-- START OF Given data --

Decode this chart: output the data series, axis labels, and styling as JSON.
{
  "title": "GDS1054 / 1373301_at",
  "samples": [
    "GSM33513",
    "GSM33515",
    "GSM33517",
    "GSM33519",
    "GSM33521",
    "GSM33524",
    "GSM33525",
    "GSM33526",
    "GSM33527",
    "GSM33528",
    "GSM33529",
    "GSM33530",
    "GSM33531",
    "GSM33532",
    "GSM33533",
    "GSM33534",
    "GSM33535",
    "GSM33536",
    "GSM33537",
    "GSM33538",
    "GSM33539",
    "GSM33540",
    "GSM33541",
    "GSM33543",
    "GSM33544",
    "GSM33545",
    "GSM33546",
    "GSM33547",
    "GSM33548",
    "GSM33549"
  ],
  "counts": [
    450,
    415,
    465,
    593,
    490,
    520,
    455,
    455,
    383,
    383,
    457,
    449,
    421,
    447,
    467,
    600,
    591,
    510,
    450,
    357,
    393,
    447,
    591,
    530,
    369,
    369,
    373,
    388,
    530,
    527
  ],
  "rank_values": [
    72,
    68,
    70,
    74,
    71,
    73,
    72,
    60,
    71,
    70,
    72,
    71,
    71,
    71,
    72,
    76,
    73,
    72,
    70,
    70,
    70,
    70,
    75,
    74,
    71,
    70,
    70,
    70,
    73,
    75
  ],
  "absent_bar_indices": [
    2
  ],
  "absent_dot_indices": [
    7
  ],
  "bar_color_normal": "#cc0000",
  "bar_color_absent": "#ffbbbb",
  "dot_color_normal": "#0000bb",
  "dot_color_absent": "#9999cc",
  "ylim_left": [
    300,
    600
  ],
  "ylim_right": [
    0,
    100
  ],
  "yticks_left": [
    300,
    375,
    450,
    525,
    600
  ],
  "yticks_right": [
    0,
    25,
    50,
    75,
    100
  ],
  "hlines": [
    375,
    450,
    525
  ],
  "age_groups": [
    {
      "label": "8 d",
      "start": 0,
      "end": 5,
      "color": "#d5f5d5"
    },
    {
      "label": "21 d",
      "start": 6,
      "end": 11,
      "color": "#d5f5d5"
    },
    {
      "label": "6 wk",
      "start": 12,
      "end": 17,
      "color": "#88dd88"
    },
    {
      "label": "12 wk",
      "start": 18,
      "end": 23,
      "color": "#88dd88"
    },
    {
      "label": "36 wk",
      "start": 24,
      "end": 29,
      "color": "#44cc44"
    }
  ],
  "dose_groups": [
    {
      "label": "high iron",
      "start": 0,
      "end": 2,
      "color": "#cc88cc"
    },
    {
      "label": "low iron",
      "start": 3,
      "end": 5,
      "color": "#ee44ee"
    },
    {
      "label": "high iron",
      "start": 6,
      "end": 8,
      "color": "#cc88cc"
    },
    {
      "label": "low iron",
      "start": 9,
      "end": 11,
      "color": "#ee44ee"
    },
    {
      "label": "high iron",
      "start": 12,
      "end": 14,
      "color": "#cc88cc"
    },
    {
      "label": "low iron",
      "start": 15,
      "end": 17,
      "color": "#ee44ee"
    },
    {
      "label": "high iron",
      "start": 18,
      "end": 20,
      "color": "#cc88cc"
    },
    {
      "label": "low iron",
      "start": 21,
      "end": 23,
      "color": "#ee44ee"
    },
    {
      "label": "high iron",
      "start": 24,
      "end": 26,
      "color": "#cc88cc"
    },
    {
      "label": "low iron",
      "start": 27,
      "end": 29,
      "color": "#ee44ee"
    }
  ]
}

-- END OF Given data --

_Written instruction_
Print every record exactly as it was given.

_Worked solution_
Decode this chart: output the data series, axis labels, and styling as JSON.
{
  "title": "GDS1054 / 1373301_at",
  "samples": [
    "GSM33513",
    "GSM33515",
    "GSM33517",
    "GSM33519",
    "GSM33521",
    "GSM33524",
    "GSM33525",
    "GSM33526",
    "GSM33527",
    "GSM33528",
    "GSM33529",
    "GSM33530",
    "GSM33531",
    "GSM33532",
    "GSM33533",
    "GSM33534",
    "GSM33535",
    "GSM33536",
    "GSM33537",
    "GSM33538",
    "GSM33539",
    "GSM33540",
    "GSM33541",
    "GSM33543",
    "GSM33544",
    "GSM33545",
    "GSM33546",
    "GSM33547",
    "GSM33548",
    "GSM33549"
  ],
  "counts": [
    450,
    415,
    465,
    593,
    490,
    520,
    455,
    455,
    383,
    383,
    457,
    449,
    421,
    447,
    467,
    600,
    591,
    510,
    450,
    357,
    393,
    447,
    591,
    530,
    369,
    369,
    373,
    388,
    530,
    527
  ],
  "rank_values": [
    72,
    68,
    70,
    74,
    71,
    73,
    72,
    60,
    71,
    70,
    72,
    71,
    71,
    71,
    72,
    76,
    73,
    72,
    70,
    70,
    70,
    70,
    75,
    74,
    71,
    70,
    70,
    70,
    73,
    75
  ],
  "absent_bar_indices": [
    2
  ],
  "absent_dot_indices": [
    7
  ],
  "bar_color_normal": "#cc0000",
  "bar_color_absent": "#ffbbbb",
  "dot_color_normal": "#0000bb",
  "dot_color_absent": "#9999cc",
  "ylim_left": [
    300,
    600
  ],
  "ylim_right": [
    0,
    100
  ],
  "yticks_left": [
    300,
    375,
    450,
    525,
    600
  ],
  "yticks_right": [
    0,
    25,
    50,
    75,
    100
  ],
  "hlines": [
    375,
    450,
    525
  ],
  "age_groups": [
    {
      "label": "8 d",
      "start": 0,
      "end": 5,
      "color": "#d5f5d5"
    },
    {
      "label": "21 d",
      "start": 6,
      "end": 11,
      "color": "#d5f5d5"
    },
    {
      "label": "6 wk",
      "start": 12,
      "end": 17,
      "color": "#88dd88"
    },
    {
      "label": "12 wk",
      "start": 18,
      "end": 23,
      "color": "#88dd88"
    },
    {
      "label": "36 wk",
      "start": 24,
      "end": 29,
      "color": "#44cc44"
    }
  ],
  "dose_groups": [
    {
      "label": "high iron",
      "start": 0,
      "end": 2,
      "color": "#cc88cc"
    },
    {
      "label": "low iron",
      "start": 3,
      "end": 5,
      "color": "#ee44ee"
    },
    {
      "label": "high iron",
      "start": 6,
      "end": 8,
      "color": "#cc88cc"
    },
    {
      "label": "low iron",
      "start": 9,
      "end": 11,
      "color": "#ee44ee"
    },
    {
      "label": "high iron",
      "start": 12,
      "end": 14,
      "color": "#cc88cc"
    },
    {
      "label": "low iron",
      "start": 15,
      "end": 17,
      "color": "#ee44ee"
    },
    {
      "label": "high iron",
      "start": 18,
      "end": 20,
      "color": "#cc88cc"
    },
    {
      "label": "low iron",
      "start": 21,
      "end": 23,
      "color": "#ee44ee"
    },
    {
      "label": "high iron",
      "start": 24,
      "end": 26,
      "color": "#cc88cc"
    },
    {
      "label": "low iron",
      "start": 27,
      "end": 29,
      "color": "#ee44ee"
    }
  ]
}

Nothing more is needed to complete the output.